Record excerpts
>> BEGIN

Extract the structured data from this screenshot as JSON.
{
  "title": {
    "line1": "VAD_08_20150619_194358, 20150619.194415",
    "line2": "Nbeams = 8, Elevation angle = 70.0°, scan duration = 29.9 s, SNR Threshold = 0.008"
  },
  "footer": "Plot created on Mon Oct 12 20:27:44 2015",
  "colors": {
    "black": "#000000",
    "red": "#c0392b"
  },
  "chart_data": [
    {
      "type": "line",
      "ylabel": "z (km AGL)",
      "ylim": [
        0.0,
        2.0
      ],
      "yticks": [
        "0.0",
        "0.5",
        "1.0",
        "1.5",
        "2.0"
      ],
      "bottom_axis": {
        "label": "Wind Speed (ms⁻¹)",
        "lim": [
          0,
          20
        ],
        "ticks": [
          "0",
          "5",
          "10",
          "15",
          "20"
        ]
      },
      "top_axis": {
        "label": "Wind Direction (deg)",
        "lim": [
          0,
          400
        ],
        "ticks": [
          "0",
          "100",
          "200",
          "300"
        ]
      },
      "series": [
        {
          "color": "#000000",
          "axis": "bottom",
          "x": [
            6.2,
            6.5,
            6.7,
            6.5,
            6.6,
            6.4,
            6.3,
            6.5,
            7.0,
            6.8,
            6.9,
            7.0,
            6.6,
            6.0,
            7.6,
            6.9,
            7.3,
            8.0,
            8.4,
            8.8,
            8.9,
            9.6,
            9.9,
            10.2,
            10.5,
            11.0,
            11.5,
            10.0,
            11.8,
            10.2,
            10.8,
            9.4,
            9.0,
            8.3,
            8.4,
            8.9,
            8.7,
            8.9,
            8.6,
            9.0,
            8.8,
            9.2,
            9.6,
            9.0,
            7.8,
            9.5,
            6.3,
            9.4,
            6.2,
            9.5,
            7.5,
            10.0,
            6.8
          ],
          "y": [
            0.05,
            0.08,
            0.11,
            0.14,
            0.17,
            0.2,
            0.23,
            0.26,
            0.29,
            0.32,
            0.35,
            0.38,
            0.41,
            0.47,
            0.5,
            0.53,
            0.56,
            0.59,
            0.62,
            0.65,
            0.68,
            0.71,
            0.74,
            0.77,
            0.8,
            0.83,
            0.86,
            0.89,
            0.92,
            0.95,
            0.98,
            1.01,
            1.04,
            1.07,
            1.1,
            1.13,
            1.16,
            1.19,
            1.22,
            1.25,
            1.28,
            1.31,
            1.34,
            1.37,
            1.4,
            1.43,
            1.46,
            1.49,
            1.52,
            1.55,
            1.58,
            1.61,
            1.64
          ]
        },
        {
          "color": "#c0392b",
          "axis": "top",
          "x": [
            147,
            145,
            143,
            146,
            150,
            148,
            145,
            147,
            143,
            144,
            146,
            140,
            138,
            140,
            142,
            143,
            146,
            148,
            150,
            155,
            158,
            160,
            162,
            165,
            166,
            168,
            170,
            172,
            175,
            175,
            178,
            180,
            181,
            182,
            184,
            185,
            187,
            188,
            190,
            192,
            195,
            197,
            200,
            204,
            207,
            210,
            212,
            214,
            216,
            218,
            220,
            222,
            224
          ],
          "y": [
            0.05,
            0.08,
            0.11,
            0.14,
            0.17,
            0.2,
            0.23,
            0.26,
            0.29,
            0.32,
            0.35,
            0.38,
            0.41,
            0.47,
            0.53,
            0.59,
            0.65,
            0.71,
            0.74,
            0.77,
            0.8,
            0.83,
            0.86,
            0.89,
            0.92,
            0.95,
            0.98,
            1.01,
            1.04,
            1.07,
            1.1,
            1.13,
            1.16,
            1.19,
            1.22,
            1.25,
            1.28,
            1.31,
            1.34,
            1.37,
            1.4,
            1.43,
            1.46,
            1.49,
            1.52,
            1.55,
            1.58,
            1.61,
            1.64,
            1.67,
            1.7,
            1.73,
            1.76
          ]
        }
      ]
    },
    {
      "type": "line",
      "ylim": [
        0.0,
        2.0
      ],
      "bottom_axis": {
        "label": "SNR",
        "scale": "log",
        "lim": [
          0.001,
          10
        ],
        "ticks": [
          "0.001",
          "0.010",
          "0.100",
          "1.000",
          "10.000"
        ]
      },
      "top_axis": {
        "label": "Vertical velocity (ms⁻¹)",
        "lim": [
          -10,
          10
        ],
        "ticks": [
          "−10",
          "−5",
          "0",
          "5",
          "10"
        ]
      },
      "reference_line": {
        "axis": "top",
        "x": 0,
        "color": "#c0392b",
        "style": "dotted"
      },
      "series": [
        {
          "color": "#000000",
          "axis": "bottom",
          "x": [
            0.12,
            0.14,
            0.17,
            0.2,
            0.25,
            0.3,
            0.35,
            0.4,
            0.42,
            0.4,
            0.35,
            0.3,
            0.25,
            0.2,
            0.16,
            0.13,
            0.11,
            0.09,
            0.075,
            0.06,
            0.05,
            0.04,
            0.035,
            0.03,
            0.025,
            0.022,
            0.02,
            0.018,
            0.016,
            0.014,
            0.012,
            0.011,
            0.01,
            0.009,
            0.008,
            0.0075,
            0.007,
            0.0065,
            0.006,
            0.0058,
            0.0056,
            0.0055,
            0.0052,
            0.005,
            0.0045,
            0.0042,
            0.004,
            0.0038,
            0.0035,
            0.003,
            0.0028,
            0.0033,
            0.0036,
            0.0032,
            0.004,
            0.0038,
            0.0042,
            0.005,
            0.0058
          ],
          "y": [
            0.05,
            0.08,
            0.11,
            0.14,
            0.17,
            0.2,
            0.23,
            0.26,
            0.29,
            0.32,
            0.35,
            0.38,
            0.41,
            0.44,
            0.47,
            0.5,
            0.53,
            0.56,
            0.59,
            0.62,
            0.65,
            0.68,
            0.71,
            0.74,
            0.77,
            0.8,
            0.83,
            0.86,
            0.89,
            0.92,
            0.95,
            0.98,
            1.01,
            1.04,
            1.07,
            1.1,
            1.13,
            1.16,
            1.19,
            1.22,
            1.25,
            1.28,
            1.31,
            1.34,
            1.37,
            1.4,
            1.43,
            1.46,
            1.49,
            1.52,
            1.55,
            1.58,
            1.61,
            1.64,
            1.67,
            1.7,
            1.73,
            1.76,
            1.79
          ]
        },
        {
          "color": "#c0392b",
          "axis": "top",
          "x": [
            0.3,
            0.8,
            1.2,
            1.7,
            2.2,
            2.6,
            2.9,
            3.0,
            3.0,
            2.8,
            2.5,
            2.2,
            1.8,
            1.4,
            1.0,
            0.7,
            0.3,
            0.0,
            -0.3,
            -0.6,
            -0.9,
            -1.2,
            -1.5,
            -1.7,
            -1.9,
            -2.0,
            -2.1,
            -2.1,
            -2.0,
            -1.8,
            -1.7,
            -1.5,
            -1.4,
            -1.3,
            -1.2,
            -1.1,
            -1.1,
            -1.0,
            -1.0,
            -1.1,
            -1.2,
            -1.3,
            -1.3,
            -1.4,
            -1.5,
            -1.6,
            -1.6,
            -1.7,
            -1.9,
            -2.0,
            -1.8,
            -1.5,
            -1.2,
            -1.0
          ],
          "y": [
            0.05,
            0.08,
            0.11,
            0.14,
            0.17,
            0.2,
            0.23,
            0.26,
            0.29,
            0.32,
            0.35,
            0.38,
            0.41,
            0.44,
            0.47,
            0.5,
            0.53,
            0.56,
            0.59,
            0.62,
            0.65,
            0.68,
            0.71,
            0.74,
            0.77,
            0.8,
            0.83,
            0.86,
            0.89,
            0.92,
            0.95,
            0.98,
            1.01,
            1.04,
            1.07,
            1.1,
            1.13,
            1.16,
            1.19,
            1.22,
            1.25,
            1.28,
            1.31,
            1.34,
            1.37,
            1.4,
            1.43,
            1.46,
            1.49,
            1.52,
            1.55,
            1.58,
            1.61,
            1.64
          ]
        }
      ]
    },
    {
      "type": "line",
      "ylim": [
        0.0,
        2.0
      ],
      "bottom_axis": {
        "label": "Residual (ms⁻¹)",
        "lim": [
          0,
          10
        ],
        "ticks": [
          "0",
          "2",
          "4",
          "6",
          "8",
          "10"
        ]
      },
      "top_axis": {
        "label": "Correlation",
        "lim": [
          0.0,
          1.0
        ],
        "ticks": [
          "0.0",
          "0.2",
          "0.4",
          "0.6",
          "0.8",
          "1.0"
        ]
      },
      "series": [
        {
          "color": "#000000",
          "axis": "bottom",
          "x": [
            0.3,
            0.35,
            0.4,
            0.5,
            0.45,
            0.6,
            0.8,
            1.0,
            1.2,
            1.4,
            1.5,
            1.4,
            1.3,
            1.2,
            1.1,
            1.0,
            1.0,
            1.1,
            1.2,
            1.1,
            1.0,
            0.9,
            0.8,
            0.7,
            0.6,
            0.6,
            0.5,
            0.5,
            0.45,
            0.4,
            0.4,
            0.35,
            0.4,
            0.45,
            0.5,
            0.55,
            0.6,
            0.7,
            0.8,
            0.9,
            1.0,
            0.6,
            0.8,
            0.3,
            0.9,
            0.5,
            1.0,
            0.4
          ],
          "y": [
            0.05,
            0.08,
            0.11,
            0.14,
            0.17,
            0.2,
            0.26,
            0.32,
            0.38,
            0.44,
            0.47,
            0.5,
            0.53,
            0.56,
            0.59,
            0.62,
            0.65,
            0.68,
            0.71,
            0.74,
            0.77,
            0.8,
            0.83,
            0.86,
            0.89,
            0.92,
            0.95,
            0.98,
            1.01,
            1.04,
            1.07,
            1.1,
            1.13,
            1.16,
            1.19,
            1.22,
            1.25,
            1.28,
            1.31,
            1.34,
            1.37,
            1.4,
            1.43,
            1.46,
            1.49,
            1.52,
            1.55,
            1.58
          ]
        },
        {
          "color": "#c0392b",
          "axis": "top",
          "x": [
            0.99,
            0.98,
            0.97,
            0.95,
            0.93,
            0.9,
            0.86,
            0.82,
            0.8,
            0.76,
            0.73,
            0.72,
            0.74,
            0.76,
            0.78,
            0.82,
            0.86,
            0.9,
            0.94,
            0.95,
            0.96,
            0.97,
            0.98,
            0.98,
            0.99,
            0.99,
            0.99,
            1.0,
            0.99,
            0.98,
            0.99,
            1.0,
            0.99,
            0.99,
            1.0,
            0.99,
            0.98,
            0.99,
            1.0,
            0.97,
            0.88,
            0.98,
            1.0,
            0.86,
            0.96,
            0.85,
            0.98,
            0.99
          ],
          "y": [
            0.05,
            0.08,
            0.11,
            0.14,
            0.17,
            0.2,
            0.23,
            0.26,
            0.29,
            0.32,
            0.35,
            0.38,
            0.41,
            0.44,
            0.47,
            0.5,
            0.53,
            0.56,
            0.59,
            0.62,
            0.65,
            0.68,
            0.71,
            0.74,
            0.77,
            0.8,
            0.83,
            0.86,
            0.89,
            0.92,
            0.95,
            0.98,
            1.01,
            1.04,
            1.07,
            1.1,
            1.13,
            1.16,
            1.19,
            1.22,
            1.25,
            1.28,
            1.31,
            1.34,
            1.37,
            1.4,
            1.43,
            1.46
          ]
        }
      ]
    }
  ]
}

>> END

Work to complete
Scan the lines for the string "Wind". Copy out each line that matches.

Output of the exercise
        "label": "Wind Speed (ms⁻¹)",
        "label": "Wind Direction (deg)",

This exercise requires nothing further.